Task goal:
All of the data that follows should be retyped exactly, please, except the pictures.

# start of Records for this task

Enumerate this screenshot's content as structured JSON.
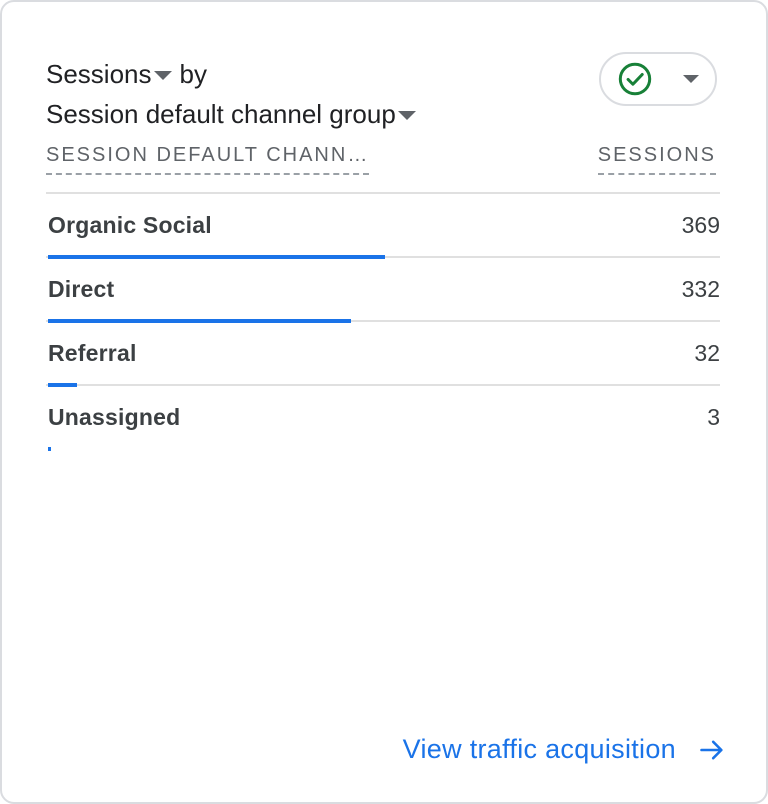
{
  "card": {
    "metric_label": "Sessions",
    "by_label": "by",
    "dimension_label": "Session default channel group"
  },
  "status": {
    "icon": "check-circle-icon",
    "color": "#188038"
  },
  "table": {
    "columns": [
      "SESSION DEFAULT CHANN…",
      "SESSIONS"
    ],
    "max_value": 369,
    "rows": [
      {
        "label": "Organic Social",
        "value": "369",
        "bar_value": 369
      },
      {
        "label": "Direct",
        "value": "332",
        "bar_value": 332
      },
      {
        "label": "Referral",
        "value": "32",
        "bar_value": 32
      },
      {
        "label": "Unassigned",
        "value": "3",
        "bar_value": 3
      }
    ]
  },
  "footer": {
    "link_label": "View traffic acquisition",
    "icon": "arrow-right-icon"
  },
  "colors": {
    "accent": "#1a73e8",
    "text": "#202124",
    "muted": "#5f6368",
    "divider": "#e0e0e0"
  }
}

# end of Records for this task

Response to the exercise:
Enumerate this screenshot's content as structured JSON.
{
  "card": {
    "metric_label": "Sessions",
    "by_label": "by",
    "dimension_label": "Session default channel group"
  },
  "status": {
    "icon": "check-circle-icon",
    "color": "#188038"
  },
  "table": {
    "columns": [
      "SESSION DEFAULT CHANN…",
      "SESSIONS"
    ],
    "max_value": 369,
    "rows": [
      {
        "label": "Organic Social",
        "value": "369",
        "bar_value": 369
      },
      {
        "label": "Direct",
        "value": "332",
        "bar_value": 332
      },
      {
        "label": "Referral",
        "value": "32",
        "bar_value": 32
      },
      {
        "label": "Unassigned",
        "value": "3",
        "bar_value": 3
      }
    ]
  },
  "footer": {
    "link_label": "View traffic acquisition",
    "icon": "arrow-right-icon"
  },
  "colors": {
    "accent": "#1a73e8",
    "text": "#202124",
    "muted": "#5f6368",
    "divider": "#e0e0e0"
  }
}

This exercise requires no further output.